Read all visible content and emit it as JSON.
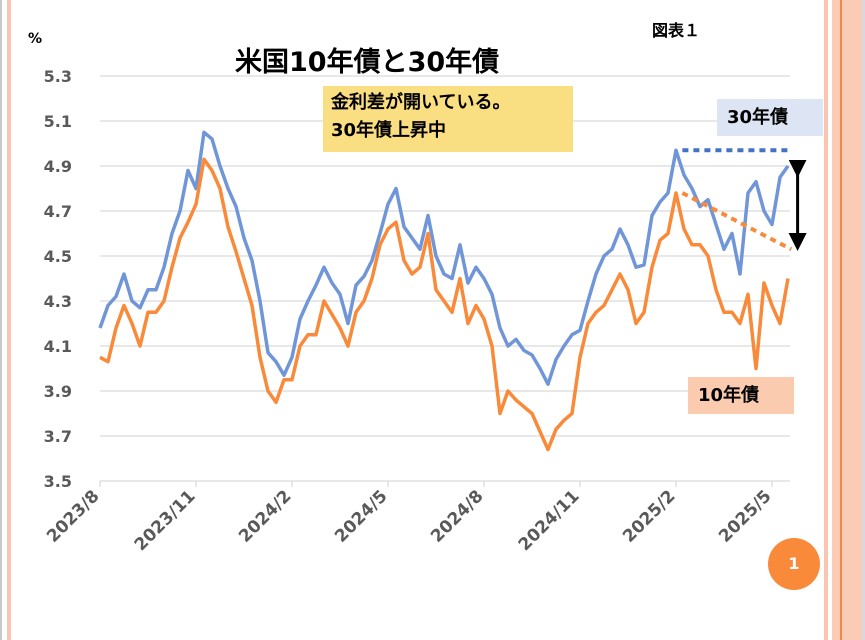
{
  "figure_label": "図表１",
  "unit_label": "%",
  "annotation_note": [
    "金利差が開いている。",
    "30年債上昇中"
  ],
  "page_number": "1",
  "colors": {
    "series_30y": "#7096d8",
    "series_10y": "#f98a3a",
    "label_30y_bg": "#dde5f4",
    "label_10y_bg": "#fbcbb0",
    "note_bg": "#f9de82",
    "badge": "#f98a3a"
  },
  "chart_data": {
    "type": "line",
    "title": "米国10年債と30年債",
    "xlabel": "",
    "ylabel": "%",
    "ylim": [
      3.5,
      5.3
    ],
    "yticks": [
      "3.5",
      "3.7",
      "3.9",
      "4.1",
      "4.3",
      "4.5",
      "4.7",
      "4.9",
      "5.1",
      "5.3"
    ],
    "xticks": [
      "2023/8",
      "2023/11",
      "2024/2",
      "2024/5",
      "2024/8",
      "2024/11",
      "2025/2",
      "2025/5"
    ],
    "x_range_months": [
      0,
      21.6
    ],
    "grid": true,
    "legend": "inline labels",
    "series": [
      {
        "name": "30年債",
        "label_position": "top-right",
        "x_months": [
          0,
          0.25,
          0.5,
          0.75,
          1,
          1.25,
          1.5,
          1.75,
          2,
          2.25,
          2.5,
          2.75,
          3,
          3.25,
          3.5,
          3.75,
          4,
          4.25,
          4.5,
          4.75,
          5,
          5.25,
          5.5,
          5.75,
          6,
          6.25,
          6.5,
          6.75,
          7,
          7.25,
          7.5,
          7.75,
          8,
          8.25,
          8.5,
          8.75,
          9,
          9.25,
          9.5,
          9.75,
          10,
          10.25,
          10.5,
          10.75,
          11,
          11.25,
          11.5,
          11.75,
          12,
          12.25,
          12.5,
          12.75,
          13,
          13.25,
          13.5,
          13.75,
          14,
          14.25,
          14.5,
          14.75,
          15,
          15.25,
          15.5,
          15.75,
          16,
          16.25,
          16.5,
          16.75,
          17,
          17.25,
          17.5,
          17.75,
          18,
          18.25,
          18.5,
          18.75,
          19,
          19.25,
          19.5,
          19.75,
          20,
          20.25,
          20.5,
          20.75,
          21,
          21.25,
          21.5
        ],
        "values": [
          4.18,
          4.28,
          4.32,
          4.42,
          4.3,
          4.27,
          4.35,
          4.35,
          4.45,
          4.6,
          4.7,
          4.88,
          4.8,
          5.05,
          5.02,
          4.9,
          4.8,
          4.72,
          4.58,
          4.48,
          4.3,
          4.07,
          4.03,
          3.97,
          4.05,
          4.22,
          4.3,
          4.37,
          4.45,
          4.38,
          4.33,
          4.2,
          4.37,
          4.41,
          4.48,
          4.6,
          4.73,
          4.8,
          4.63,
          4.58,
          4.53,
          4.68,
          4.5,
          4.42,
          4.4,
          4.55,
          4.38,
          4.45,
          4.4,
          4.33,
          4.18,
          4.1,
          4.13,
          4.08,
          4.06,
          4.0,
          3.93,
          4.04,
          4.1,
          4.15,
          4.17,
          4.3,
          4.42,
          4.5,
          4.53,
          4.62,
          4.55,
          4.45,
          4.46,
          4.68,
          4.74,
          4.78,
          4.97,
          4.86,
          4.8,
          4.72,
          4.75,
          4.64,
          4.53,
          4.6,
          4.42,
          4.78,
          4.83,
          4.7,
          4.64,
          4.85,
          4.9,
          4.97,
          4.9
        ]
      },
      {
        "name": "10年債",
        "label_position": "bottom-right",
        "x_months": [
          0,
          0.25,
          0.5,
          0.75,
          1,
          1.25,
          1.5,
          1.75,
          2,
          2.25,
          2.5,
          2.75,
          3,
          3.25,
          3.5,
          3.75,
          4,
          4.25,
          4.5,
          4.75,
          5,
          5.25,
          5.5,
          5.75,
          6,
          6.25,
          6.5,
          6.75,
          7,
          7.25,
          7.5,
          7.75,
          8,
          8.25,
          8.5,
          8.75,
          9,
          9.25,
          9.5,
          9.75,
          10,
          10.25,
          10.5,
          10.75,
          11,
          11.25,
          11.5,
          11.75,
          12,
          12.25,
          12.5,
          12.75,
          13,
          13.25,
          13.5,
          13.75,
          14,
          14.25,
          14.5,
          14.75,
          15,
          15.25,
          15.5,
          15.75,
          16,
          16.25,
          16.5,
          16.75,
          17,
          17.25,
          17.5,
          17.75,
          18,
          18.25,
          18.5,
          18.75,
          19,
          19.25,
          19.5,
          19.75,
          20,
          20.25,
          20.5,
          20.75,
          21,
          21.25,
          21.5
        ],
        "values": [
          4.05,
          4.03,
          4.18,
          4.28,
          4.2,
          4.1,
          4.25,
          4.25,
          4.3,
          4.45,
          4.58,
          4.65,
          4.73,
          4.93,
          4.88,
          4.8,
          4.63,
          4.52,
          4.4,
          4.28,
          4.05,
          3.9,
          3.85,
          3.95,
          3.95,
          4.1,
          4.15,
          4.15,
          4.3,
          4.24,
          4.18,
          4.1,
          4.25,
          4.3,
          4.4,
          4.55,
          4.62,
          4.65,
          4.48,
          4.42,
          4.45,
          4.6,
          4.35,
          4.3,
          4.25,
          4.4,
          4.2,
          4.28,
          4.22,
          4.1,
          3.8,
          3.9,
          3.86,
          3.83,
          3.8,
          3.72,
          3.64,
          3.73,
          3.77,
          3.8,
          4.05,
          4.2,
          4.25,
          4.28,
          4.35,
          4.42,
          4.35,
          4.2,
          4.25,
          4.45,
          4.57,
          4.6,
          4.78,
          4.62,
          4.55,
          4.55,
          4.5,
          4.35,
          4.25,
          4.25,
          4.2,
          4.33,
          4.0,
          4.38,
          4.28,
          4.2,
          4.4,
          4.53,
          4.45
        ]
      }
    ],
    "annotations": [
      {
        "type": "dotted-line",
        "series": "30年債",
        "from": [
          18.2,
          4.97
        ],
        "to": [
          21.6,
          4.97
        ],
        "color": "#4472c4"
      },
      {
        "type": "dotted-line",
        "series": "10年債",
        "from": [
          18.2,
          4.78
        ],
        "to": [
          21.6,
          4.53
        ],
        "color": "#f98a3a"
      },
      {
        "type": "double-arrow",
        "from": [
          21.8,
          4.95
        ],
        "to": [
          21.8,
          4.5
        ],
        "color": "#000000"
      }
    ]
  }
}
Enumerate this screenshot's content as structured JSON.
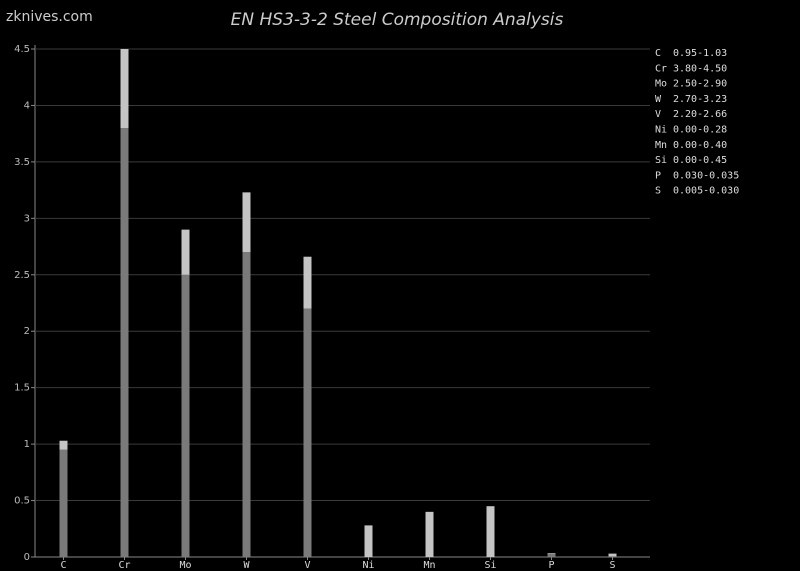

.....

• _What is needed_
Copy each line exactly, and leave the pictures out of your copy.

• _Output_
Read all visible content and emit it as JSON.
{
  "figure_label": "図表１",
  "unit_label": "%",
  "annotation_note": [
    "金利差が開いている。",
    "30年債上昇中"
  ],
  "page_number": "1",
  "colors": {
    "series_30y": "#7096d8",
    "series_10y": "#f98a3a",
    "label_30y_bg": "#dde5f4",
    "label_10y_bg": "#fbcbb0",
    "note_bg": "#f9de82",
    "badge": "#f98a3a"
  },
  "chart_data": {
    "type": "line",
    "title": "米国10年債と30年債",
    "xlabel": "",
    "ylabel": "%",
    "ylim": [
      3.5,
      5.3
    ],
    "yticks": [
      "3.5",
      "3.7",
      "3.9",
      "4.1",
      "4.3",
      "4.5",
      "4.7",
      "4.9",
      "5.1",
      "5.3"
    ],
    "xticks": [
      "2023/8",
      "2023/11",
      "2024/2",
      "2024/5",
      "2024/8",
      "2024/11",
      "2025/2",
      "2025/5"
    ],
    "x_range_months": [
      0,
      21.6
    ],
    "grid": true,
    "legend": "inline labels",
    "series": [
      {
        "name": "30年債",
        "label_position": "top-right",
        "x_months": [
          0,
          0.25,
          0.5,
          0.75,
          1,
          1.25,
          1.5,
          1.75,
          2,
          2.25,
          2.5,
          2.75,
          3,
          3.25,
          3.5,
          3.75,
          4,
          4.25,
          4.5,
          4.75,
          5,
          5.25,
          5.5,
          5.75,
          6,
          6.25,
          6.5,
          6.75,
          7,
          7.25,
          7.5,
          7.75,
          8,
          8.25,
          8.5,
          8.75,
          9,
          9.25,
          9.5,
          9.75,
          10,
          10.25,
          10.5,
          10.75,
          11,
          11.25,
          11.5,
          11.75,
          12,
          12.25,
          12.5,
          12.75,
          13,
          13.25,
          13.5,
          13.75,
          14,
          14.25,
          14.5,
          14.75,
          15,
          15.25,
          15.5,
          15.75,
          16,
          16.25,
          16.5,
          16.75,
          17,
          17.25,
          17.5,
          17.75,
          18,
          18.25,
          18.5,
          18.75,
          19,
          19.25,
          19.5,
          19.75,
          20,
          20.25,
          20.5,
          20.75,
          21,
          21.25,
          21.5
        ],
        "values": [
          4.18,
          4.28,
          4.32,
          4.42,
          4.3,
          4.27,
          4.35,
          4.35,
          4.45,
          4.6,
          4.7,
          4.88,
          4.8,
          5.05,
          5.02,
          4.9,
          4.8,
          4.72,
          4.58,
          4.48,
          4.3,
          4.07,
          4.03,
          3.97,
          4.05,
          4.22,
          4.3,
          4.37,
          4.45,
          4.38,
          4.33,
          4.2,
          4.37,
          4.41,
          4.48,
          4.6,
          4.73,
          4.8,
          4.63,
          4.58,
          4.53,
          4.68,
          4.5,
          4.42,
          4.4,
          4.55,
          4.38,
          4.45,
          4.4,
          4.33,
          4.18,
          4.1,
          4.13,
          4.08,
          4.06,
          4.0,
          3.93,
          4.04,
          4.1,
          4.15,
          4.17,
          4.3,
          4.42,
          4.5,
          4.53,
          4.62,
          4.55,
          4.45,
          4.46,
          4.68,
          4.74,
          4.78,
          4.97,
          4.86,
          4.8,
          4.72,
          4.75,
          4.64,
          4.53,
          4.6,
          4.42,
          4.78,
          4.83,
          4.7,
          4.64,
          4.85,
          4.9,
          4.97,
          4.9
        ]
      },
      {
        "name": "10年債",
        "label_position": "bottom-right",
        "x_months": [
          0,
          0.25,
          0.5,
          0.75,
          1,
          1.25,
          1.5,
          1.75,
          2,
          2.25,
          2.5,
          2.75,
          3,
          3.25,
          3.5,
          3.75,
          4,
          4.25,
          4.5,
          4.75,
          5,
          5.25,
          5.5,
          5.75,
          6,
          6.25,
          6.5,
          6.75,
          7,
          7.25,
          7.5,
          7.75,
          8,
          8.25,
          8.5,
          8.75,
          9,
          9.25,
          9.5,
          9.75,
          10,
          10.25,
          10.5,
          10.75,
          11,
          11.25,
          11.5,
          11.75,
          12,
          12.25,
          12.5,
          12.75,
          13,
          13.25,
          13.5,
          13.75,
          14,
          14.25,
          14.5,
          14.75,
          15,
          15.25,
          15.5,
          15.75,
          16,
          16.25,
          16.5,
          16.75,
          17,
          17.25,
          17.5,
          17.75,
          18,
          18.25,
          18.5,
          18.75,
          19,
          19.25,
          19.5,
          19.75,
          20,
          20.25,
          20.5,
          20.75,
          21,
          21.25,
          21.5
        ],
        "values": [
          4.05,
          4.03,
          4.18,
          4.28,
          4.2,
          4.1,
          4.25,
          4.25,
          4.3,
          4.45,
          4.58,
          4.65,
          4.73,
          4.93,
          4.88,
          4.8,
          4.63,
          4.52,
          4.4,
          4.28,
          4.05,
          3.9,
          3.85,
          3.95,
          3.95,
          4.1,
          4.15,
          4.15,
          4.3,
          4.24,
          4.18,
          4.1,
          4.25,
          4.3,
          4.4,
          4.55,
          4.62,
          4.65,
          4.48,
          4.42,
          4.45,
          4.6,
          4.35,
          4.3,
          4.25,
          4.4,
          4.2,
          4.28,
          4.22,
          4.1,
          3.8,
          3.9,
          3.86,
          3.83,
          3.8,
          3.72,
          3.64,
          3.73,
          3.77,
          3.8,
          4.05,
          4.2,
          4.25,
          4.28,
          4.35,
          4.42,
          4.35,
          4.2,
          4.25,
          4.45,
          4.57,
          4.6,
          4.78,
          4.62,
          4.55,
          4.55,
          4.5,
          4.35,
          4.25,
          4.25,
          4.2,
          4.33,
          4.0,
          4.38,
          4.28,
          4.2,
          4.4,
          4.53,
          4.45
        ]
      }
    ],
    "annotations": [
      {
        "type": "dotted-line",
        "series": "30年債",
        "from": [
          18.2,
          4.97
        ],
        "to": [
          21.6,
          4.97
        ],
        "color": "#4472c4"
      },
      {
        "type": "dotted-line",
        "series": "10年債",
        "from": [
          18.2,
          4.78
        ],
        "to": [
          21.6,
          4.53
        ],
        "color": "#f98a3a"
      },
      {
        "type": "double-arrow",
        "from": [
          21.8,
          4.95
        ],
        "to": [
          21.8,
          4.5
        ],
        "color": "#000000"
      }
    ]
  }
}
Enumerate this screenshot's content as structured JSON.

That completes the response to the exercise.